Written instruction: Give the data below again exactly as it stands. Omit the pictures.
------------------------
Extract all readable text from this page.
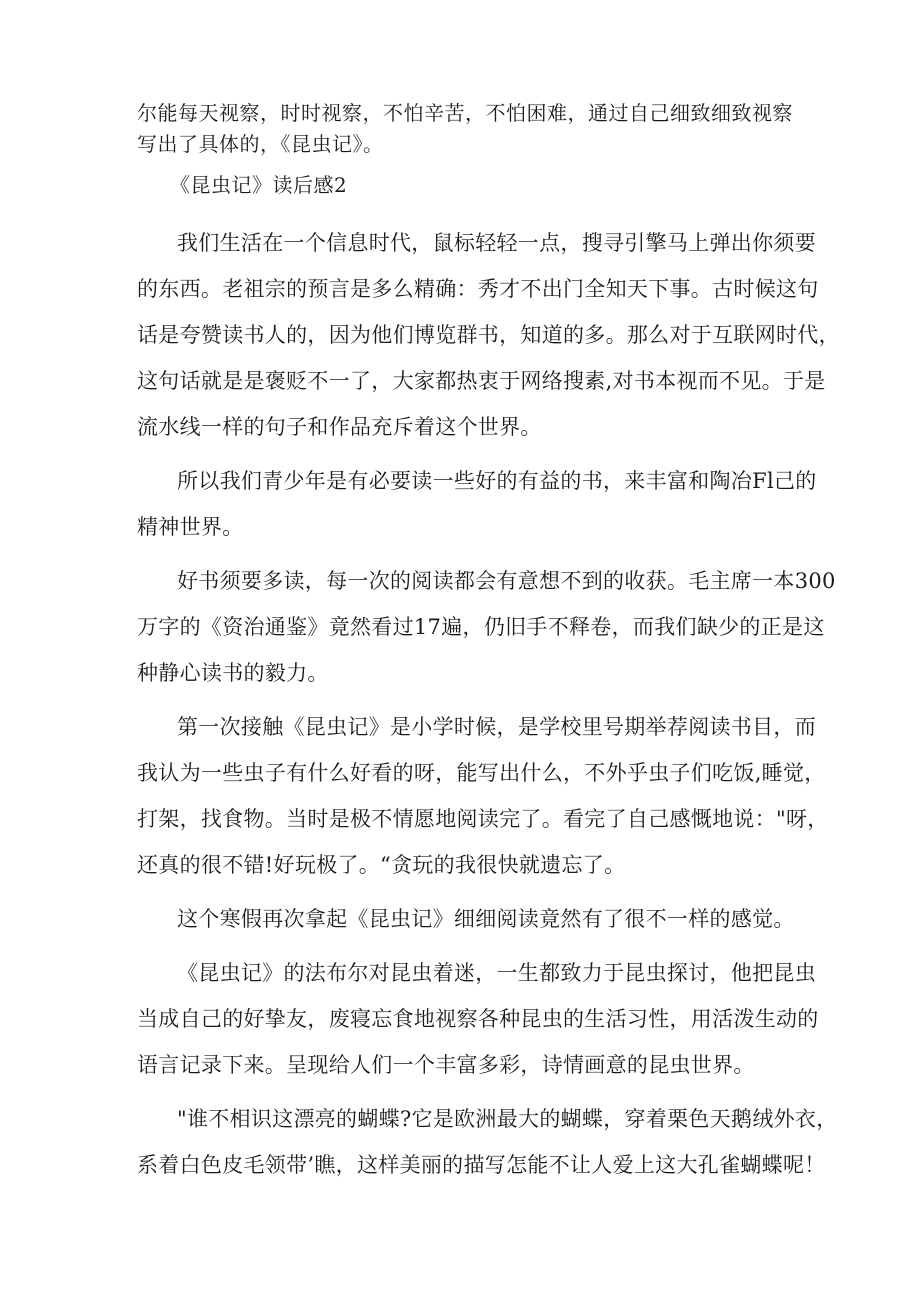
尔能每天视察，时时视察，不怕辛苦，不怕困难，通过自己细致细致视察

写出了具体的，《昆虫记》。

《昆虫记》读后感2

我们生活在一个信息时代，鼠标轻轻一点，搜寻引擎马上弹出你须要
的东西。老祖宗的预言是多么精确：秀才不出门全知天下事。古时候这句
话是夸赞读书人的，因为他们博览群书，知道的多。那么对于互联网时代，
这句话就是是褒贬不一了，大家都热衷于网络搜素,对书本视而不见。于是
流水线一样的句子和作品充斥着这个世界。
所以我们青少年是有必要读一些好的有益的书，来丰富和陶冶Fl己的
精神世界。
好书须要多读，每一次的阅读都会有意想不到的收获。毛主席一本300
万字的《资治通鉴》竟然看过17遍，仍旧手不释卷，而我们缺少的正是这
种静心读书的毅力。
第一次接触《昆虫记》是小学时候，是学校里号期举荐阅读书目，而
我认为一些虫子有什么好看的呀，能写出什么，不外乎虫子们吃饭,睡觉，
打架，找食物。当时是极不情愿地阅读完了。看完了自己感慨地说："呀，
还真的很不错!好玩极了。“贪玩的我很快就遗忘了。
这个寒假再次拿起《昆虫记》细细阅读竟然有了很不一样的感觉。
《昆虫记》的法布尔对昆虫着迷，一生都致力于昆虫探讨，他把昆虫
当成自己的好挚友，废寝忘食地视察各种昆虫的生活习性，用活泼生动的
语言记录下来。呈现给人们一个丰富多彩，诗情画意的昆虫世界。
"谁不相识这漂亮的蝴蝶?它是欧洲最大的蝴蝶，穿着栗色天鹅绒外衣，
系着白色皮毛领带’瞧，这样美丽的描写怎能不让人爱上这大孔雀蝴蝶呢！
------------------------
Task answer:
Extract all readable text from this page.
尔能每天视察，时时视察，不怕辛苦，不怕困难，通过自己细致细致视察

写出了具体的，《昆虫记》。

《昆虫记》读后感2

我们生活在一个信息时代，鼠标轻轻一点，搜寻引擎马上弹出你须要
的东西。老祖宗的预言是多么精确：秀才不出门全知天下事。古时候这句
话是夸赞读书人的，因为他们博览群书，知道的多。那么对于互联网时代，
这句话就是是褒贬不一了，大家都热衷于网络搜素,对书本视而不见。于是
流水线一样的句子和作品充斥着这个世界。
所以我们青少年是有必要读一些好的有益的书，来丰富和陶冶Fl己的
精神世界。
好书须要多读，每一次的阅读都会有意想不到的收获。毛主席一本300
万字的《资治通鉴》竟然看过17遍，仍旧手不释卷，而我们缺少的正是这
种静心读书的毅力。
第一次接触《昆虫记》是小学时候，是学校里号期举荐阅读书目，而
我认为一些虫子有什么好看的呀，能写出什么，不外乎虫子们吃饭,睡觉，
打架，找食物。当时是极不情愿地阅读完了。看完了自己感慨地说："呀，
还真的很不错!好玩极了。“贪玩的我很快就遗忘了。
这个寒假再次拿起《昆虫记》细细阅读竟然有了很不一样的感觉。
《昆虫记》的法布尔对昆虫着迷，一生都致力于昆虫探讨，他把昆虫
当成自己的好挚友，废寝忘食地视察各种昆虫的生活习性，用活泼生动的
语言记录下来。呈现给人们一个丰富多彩，诗情画意的昆虫世界。
"谁不相识这漂亮的蝴蝶?它是欧洲最大的蝴蝶，穿着栗色天鹅绒外衣，
系着白色皮毛领带’瞧，这样美丽的描写怎能不让人爱上这大孔雀蝴蝶呢！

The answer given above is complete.